[Exercise objective]
Check each line of the material below for "Ralph", then copy the ones that contain it.

(Some records)
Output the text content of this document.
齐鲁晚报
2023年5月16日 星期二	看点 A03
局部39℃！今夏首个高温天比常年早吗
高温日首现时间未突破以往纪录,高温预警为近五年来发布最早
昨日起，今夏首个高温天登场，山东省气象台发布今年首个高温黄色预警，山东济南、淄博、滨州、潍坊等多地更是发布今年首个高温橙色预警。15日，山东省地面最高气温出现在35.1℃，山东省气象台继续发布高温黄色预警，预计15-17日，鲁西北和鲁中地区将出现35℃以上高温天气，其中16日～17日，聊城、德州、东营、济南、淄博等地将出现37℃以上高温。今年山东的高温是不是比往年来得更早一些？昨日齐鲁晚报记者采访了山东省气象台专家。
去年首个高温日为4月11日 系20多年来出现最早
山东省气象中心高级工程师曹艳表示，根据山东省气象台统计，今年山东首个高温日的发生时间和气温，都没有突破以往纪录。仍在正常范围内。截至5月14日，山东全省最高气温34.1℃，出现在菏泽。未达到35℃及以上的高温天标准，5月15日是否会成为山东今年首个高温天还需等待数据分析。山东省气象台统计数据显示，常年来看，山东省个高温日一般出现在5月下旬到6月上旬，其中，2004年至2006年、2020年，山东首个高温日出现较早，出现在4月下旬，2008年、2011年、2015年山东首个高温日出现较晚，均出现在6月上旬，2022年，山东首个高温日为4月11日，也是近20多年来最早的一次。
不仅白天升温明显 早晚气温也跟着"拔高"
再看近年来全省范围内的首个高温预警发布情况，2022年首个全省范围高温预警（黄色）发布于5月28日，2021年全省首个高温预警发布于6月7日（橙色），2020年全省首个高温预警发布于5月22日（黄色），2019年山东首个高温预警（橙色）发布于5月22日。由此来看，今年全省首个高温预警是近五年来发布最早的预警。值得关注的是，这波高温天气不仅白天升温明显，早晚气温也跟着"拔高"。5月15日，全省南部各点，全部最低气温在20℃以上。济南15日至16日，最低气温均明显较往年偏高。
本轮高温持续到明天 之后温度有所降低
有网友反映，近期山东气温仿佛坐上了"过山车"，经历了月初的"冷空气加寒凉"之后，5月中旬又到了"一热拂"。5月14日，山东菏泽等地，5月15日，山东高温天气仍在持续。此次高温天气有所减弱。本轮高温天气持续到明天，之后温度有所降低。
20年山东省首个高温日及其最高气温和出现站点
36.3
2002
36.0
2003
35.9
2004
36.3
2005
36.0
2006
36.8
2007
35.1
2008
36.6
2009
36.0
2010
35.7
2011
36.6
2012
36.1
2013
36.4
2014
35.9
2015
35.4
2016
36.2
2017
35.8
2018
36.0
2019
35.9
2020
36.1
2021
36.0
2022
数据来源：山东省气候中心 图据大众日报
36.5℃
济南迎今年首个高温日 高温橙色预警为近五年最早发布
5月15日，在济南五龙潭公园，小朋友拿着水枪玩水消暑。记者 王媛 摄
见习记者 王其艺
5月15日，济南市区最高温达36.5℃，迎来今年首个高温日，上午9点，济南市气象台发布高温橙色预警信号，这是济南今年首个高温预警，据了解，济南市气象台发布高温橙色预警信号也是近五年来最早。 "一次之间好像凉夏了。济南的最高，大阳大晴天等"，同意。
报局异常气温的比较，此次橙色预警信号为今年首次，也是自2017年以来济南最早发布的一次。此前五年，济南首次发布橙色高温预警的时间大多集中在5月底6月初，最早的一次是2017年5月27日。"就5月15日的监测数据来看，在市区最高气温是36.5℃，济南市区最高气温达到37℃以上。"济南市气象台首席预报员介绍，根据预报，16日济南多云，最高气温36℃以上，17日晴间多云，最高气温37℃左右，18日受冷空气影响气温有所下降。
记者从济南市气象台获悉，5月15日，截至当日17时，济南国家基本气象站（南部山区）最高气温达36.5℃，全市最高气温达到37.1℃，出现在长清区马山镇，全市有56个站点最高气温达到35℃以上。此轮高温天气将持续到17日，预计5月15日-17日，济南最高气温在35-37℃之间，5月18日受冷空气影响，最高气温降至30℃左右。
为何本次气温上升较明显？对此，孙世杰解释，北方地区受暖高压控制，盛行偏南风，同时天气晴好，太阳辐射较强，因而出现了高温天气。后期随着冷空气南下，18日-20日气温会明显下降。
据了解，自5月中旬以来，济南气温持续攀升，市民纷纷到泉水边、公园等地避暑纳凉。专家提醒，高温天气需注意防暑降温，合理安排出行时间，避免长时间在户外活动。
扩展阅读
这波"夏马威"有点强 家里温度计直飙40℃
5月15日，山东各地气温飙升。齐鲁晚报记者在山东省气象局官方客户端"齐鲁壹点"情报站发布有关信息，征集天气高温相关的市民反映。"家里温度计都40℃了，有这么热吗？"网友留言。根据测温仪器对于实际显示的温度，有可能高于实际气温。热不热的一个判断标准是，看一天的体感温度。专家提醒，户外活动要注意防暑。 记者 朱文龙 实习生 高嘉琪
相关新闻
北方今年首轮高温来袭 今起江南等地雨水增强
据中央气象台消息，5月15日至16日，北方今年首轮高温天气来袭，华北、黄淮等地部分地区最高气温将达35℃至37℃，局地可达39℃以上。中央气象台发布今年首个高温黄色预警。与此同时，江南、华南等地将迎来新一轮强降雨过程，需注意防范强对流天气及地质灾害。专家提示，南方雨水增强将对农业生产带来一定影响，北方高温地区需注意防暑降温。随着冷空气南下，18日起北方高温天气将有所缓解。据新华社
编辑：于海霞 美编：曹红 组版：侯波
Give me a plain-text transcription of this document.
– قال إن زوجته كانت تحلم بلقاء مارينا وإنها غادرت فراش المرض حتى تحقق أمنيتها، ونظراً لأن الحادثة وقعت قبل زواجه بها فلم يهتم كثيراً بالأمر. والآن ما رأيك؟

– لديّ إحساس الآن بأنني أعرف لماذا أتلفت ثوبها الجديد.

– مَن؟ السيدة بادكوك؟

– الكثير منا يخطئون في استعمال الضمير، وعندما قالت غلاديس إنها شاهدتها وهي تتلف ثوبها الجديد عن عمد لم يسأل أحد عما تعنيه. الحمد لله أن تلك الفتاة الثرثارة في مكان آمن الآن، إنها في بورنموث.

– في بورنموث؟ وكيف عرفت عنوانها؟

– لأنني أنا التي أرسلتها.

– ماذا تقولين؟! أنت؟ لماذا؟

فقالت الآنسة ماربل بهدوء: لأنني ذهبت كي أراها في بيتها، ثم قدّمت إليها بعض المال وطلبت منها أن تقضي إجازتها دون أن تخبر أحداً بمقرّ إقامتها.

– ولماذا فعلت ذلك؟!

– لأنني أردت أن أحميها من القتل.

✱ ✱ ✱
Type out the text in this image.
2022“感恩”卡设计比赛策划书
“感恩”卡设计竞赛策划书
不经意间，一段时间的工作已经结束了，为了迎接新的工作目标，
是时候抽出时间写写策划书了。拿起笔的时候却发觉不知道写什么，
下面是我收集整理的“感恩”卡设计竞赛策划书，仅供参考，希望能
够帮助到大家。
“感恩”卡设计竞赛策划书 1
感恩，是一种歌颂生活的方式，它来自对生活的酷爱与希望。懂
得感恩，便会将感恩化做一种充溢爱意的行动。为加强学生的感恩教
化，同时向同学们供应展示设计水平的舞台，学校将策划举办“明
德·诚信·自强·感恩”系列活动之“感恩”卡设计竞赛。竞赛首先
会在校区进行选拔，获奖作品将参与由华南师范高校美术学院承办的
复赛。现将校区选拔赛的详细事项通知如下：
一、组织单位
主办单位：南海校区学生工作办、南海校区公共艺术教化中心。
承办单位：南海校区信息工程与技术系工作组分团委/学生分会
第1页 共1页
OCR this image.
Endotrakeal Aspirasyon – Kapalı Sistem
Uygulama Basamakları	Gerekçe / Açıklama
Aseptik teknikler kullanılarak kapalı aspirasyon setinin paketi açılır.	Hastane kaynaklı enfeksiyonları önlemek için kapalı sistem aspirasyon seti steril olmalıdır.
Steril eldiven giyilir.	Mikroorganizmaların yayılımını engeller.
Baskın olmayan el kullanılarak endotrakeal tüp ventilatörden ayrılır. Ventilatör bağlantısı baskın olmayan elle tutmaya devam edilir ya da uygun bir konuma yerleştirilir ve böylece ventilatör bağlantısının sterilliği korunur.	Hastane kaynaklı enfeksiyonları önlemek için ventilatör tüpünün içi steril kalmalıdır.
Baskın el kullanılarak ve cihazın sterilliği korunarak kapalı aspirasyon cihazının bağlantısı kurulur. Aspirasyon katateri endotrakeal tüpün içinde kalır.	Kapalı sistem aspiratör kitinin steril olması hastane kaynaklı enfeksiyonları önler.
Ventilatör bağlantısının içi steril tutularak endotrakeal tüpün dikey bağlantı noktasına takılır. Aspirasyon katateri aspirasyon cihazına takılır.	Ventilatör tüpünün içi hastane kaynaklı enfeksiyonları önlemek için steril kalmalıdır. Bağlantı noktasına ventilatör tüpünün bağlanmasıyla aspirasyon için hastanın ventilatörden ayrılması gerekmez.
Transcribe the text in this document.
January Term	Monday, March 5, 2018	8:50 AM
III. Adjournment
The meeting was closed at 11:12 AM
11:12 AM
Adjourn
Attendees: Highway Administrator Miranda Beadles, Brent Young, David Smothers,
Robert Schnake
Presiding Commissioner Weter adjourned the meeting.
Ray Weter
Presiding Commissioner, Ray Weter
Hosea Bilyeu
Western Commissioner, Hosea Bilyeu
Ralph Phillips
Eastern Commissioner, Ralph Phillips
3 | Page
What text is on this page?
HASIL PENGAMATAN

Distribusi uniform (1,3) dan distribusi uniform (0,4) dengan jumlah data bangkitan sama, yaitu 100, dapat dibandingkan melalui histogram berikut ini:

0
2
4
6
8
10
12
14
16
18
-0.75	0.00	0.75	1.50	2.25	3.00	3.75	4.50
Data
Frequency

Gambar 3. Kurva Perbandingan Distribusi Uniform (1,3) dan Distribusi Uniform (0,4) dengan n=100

[Completed task]
Ralph Phillips
Eastern Commissioner, Ralph Phillips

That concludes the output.